# CHALLENGE:
Take the entries below and print all of them exactly, please.

# RECORDS FOR THIS TASK:
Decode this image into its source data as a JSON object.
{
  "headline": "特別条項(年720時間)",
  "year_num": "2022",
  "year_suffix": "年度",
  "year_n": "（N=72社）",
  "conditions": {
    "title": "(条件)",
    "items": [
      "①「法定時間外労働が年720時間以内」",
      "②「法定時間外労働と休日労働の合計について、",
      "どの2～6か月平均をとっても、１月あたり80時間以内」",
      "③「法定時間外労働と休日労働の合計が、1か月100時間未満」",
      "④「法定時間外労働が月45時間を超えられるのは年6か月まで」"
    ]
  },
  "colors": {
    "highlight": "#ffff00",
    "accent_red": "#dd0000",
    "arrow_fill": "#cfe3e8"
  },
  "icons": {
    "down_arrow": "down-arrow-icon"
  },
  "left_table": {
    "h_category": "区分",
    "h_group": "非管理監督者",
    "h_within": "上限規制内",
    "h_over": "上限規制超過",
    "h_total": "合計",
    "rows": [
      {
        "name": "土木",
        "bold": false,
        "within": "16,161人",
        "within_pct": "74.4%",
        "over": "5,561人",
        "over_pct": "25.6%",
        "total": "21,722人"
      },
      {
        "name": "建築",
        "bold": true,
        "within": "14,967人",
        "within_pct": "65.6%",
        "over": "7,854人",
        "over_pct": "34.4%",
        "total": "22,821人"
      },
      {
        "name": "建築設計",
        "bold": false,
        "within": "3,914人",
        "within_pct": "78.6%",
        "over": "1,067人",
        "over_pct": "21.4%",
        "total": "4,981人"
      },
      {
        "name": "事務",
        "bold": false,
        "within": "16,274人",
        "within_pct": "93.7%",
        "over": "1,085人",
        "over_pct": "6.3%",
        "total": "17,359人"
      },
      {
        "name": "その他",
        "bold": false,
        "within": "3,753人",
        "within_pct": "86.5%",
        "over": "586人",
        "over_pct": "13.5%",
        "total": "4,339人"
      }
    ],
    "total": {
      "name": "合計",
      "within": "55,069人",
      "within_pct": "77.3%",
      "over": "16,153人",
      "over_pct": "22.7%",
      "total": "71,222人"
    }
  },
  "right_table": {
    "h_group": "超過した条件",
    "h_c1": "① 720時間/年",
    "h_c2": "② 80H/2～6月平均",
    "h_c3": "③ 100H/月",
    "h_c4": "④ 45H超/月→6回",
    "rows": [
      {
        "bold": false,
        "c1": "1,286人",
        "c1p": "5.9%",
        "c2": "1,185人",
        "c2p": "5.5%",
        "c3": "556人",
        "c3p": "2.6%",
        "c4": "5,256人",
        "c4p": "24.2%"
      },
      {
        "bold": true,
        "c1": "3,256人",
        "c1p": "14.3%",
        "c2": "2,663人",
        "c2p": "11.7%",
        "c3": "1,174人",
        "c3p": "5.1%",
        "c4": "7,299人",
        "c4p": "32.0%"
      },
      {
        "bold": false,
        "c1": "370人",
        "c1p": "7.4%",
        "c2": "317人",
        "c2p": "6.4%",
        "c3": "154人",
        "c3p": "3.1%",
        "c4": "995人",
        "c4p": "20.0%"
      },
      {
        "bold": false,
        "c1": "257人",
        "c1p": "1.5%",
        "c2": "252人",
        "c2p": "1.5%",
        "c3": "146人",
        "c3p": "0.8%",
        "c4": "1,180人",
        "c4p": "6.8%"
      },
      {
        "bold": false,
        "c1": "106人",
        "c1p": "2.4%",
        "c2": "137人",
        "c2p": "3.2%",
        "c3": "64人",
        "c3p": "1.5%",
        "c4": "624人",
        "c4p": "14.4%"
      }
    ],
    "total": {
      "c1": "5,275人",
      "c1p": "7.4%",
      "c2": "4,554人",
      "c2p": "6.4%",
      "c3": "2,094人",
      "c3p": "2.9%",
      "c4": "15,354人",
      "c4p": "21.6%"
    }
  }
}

# IN RESPONSE:
Decode this image into its source data as a JSON object.
{
  "headline": "特別条項(年720時間)",
  "year_num": "2022",
  "year_suffix": "年度",
  "year_n": "（N=72社）",
  "conditions": {
    "title": "(条件)",
    "items": [
      "①「法定時間外労働が年720時間以内」",
      "②「法定時間外労働と休日労働の合計について、",
      "どの2～6か月平均をとっても、１月あたり80時間以内」",
      "③「法定時間外労働と休日労働の合計が、1か月100時間未満」",
      "④「法定時間外労働が月45時間を超えられるのは年6か月まで」"
    ]
  },
  "colors": {
    "highlight": "#ffff00",
    "accent_red": "#dd0000",
    "arrow_fill": "#cfe3e8"
  },
  "icons": {
    "down_arrow": "down-arrow-icon"
  },
  "left_table": {
    "h_category": "区分",
    "h_group": "非管理監督者",
    "h_within": "上限規制内",
    "h_over": "上限規制超過",
    "h_total": "合計",
    "rows": [
      {
        "name": "土木",
        "bold": false,
        "within": "16,161人",
        "within_pct": "74.4%",
        "over": "5,561人",
        "over_pct": "25.6%",
        "total": "21,722人"
      },
      {
        "name": "建築",
        "bold": true,
        "within": "14,967人",
        "within_pct": "65.6%",
        "over": "7,854人",
        "over_pct": "34.4%",
        "total": "22,821人"
      },
      {
        "name": "建築設計",
        "bold": false,
        "within": "3,914人",
        "within_pct": "78.6%",
        "over": "1,067人",
        "over_pct": "21.4%",
        "total": "4,981人"
      },
      {
        "name": "事務",
        "bold": false,
        "within": "16,274人",
        "within_pct": "93.7%",
        "over": "1,085人",
        "over_pct": "6.3%",
        "total": "17,359人"
      },
      {
        "name": "その他",
        "bold": false,
        "within": "3,753人",
        "within_pct": "86.5%",
        "over": "586人",
        "over_pct": "13.5%",
        "total": "4,339人"
      }
    ],
    "total": {
      "name": "合計",
      "within": "55,069人",
      "within_pct": "77.3%",
      "over": "16,153人",
      "over_pct": "22.7%",
      "total": "71,222人"
    }
  },
  "right_table": {
    "h_group": "超過した条件",
    "h_c1": "① 720時間/年",
    "h_c2": "② 80H/2～6月平均",
    "h_c3": "③ 100H/月",
    "h_c4": "④ 45H超/月→6回",
    "rows": [
      {
        "bold": false,
        "c1": "1,286人",
        "c1p": "5.9%",
        "c2": "1,185人",
        "c2p": "5.5%",
        "c3": "556人",
        "c3p": "2.6%",
        "c4": "5,256人",
        "c4p": "24.2%"
      },
      {
        "bold": true,
        "c1": "3,256人",
        "c1p": "14.3%",
        "c2": "2,663人",
        "c2p": "11.7%",
        "c3": "1,174人",
        "c3p": "5.1%",
        "c4": "7,299人",
        "c4p": "32.0%"
      },
      {
        "bold": false,
        "c1": "370人",
        "c1p": "7.4%",
        "c2": "317人",
        "c2p": "6.4%",
        "c3": "154人",
        "c3p": "3.1%",
        "c4": "995人",
        "c4p": "20.0%"
      },
      {
        "bold": false,
        "c1": "257人",
        "c1p": "1.5%",
        "c2": "252人",
        "c2p": "1.5%",
        "c3": "146人",
        "c3p": "0.8%",
        "c4": "1,180人",
        "c4p": "6.8%"
      },
      {
        "bold": false,
        "c1": "106人",
        "c1p": "2.4%",
        "c2": "137人",
        "c2p": "3.2%",
        "c3": "64人",
        "c3p": "1.5%",
        "c4": "624人",
        "c4p": "14.4%"
      }
    ],
    "total": {
      "c1": "5,275人",
      "c1p": "7.4%",
      "c2": "4,554人",
      "c2p": "6.4%",
      "c3": "2,094人",
      "c3p": "2.9%",
      "c4": "15,354人",
      "c4p": "21.6%"
    }
  }
}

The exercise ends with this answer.